> THE EXERCISE
Find how many lines hold the word "Proficiency" and give that number only.

Records excerpted from a collection:
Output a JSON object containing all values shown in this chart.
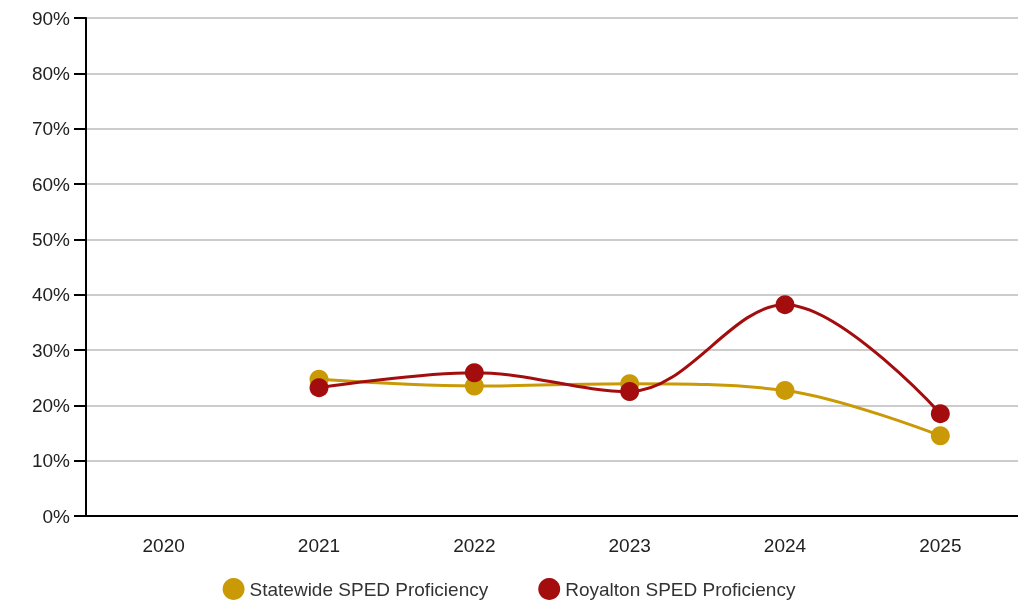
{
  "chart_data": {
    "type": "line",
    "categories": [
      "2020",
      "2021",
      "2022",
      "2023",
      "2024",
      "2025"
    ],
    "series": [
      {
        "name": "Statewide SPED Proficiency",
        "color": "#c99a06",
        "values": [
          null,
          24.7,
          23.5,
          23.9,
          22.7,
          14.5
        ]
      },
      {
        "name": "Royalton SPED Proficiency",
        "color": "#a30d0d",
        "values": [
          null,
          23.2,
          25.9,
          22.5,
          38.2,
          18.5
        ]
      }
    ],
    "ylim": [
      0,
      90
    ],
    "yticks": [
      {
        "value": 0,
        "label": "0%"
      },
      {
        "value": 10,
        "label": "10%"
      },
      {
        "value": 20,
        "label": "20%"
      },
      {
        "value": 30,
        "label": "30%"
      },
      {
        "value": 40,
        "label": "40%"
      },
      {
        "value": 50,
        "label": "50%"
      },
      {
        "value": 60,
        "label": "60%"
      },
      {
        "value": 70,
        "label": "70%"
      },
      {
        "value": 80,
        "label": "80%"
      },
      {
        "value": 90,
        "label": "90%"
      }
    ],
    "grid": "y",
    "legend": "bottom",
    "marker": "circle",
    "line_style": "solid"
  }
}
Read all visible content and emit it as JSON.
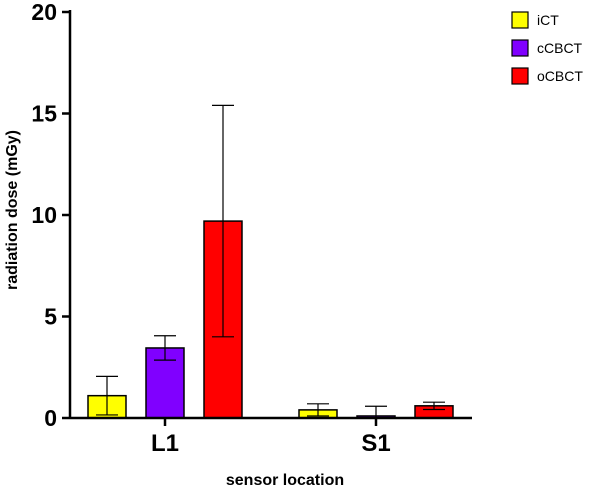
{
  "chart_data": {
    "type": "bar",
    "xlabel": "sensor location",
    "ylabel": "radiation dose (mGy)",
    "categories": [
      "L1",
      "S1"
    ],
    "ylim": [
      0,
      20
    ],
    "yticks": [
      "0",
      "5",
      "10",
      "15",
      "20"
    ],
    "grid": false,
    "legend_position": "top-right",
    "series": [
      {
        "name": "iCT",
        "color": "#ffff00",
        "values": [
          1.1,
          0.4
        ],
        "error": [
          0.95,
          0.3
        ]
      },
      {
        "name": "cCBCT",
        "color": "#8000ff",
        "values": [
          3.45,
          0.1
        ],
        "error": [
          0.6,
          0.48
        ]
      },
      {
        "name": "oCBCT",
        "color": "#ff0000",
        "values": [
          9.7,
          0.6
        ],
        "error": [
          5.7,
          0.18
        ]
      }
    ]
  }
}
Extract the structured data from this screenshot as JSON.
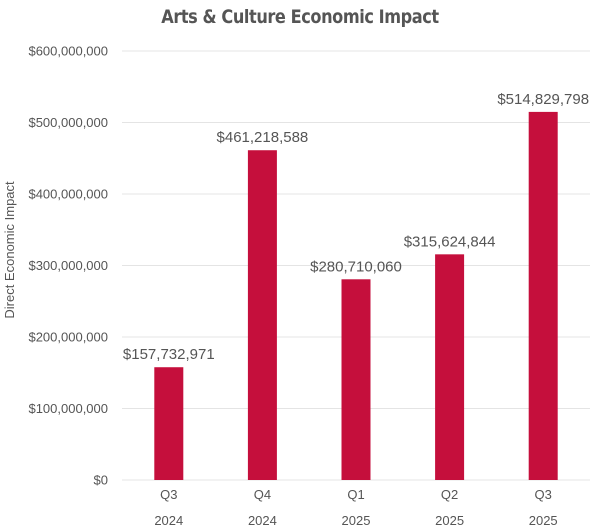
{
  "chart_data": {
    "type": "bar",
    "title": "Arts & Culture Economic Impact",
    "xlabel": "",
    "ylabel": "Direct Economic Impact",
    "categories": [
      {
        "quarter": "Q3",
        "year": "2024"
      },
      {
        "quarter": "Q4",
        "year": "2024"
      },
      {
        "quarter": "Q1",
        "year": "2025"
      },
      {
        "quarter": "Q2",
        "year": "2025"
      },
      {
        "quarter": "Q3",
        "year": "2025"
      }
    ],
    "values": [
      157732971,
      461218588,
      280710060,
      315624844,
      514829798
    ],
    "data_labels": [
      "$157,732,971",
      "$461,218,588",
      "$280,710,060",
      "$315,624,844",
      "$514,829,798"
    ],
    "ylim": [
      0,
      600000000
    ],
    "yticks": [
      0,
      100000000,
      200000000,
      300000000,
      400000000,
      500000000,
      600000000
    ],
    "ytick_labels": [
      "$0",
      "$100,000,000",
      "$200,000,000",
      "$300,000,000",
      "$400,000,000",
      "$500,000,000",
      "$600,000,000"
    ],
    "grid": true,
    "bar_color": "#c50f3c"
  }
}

> ANSWER BELOW
2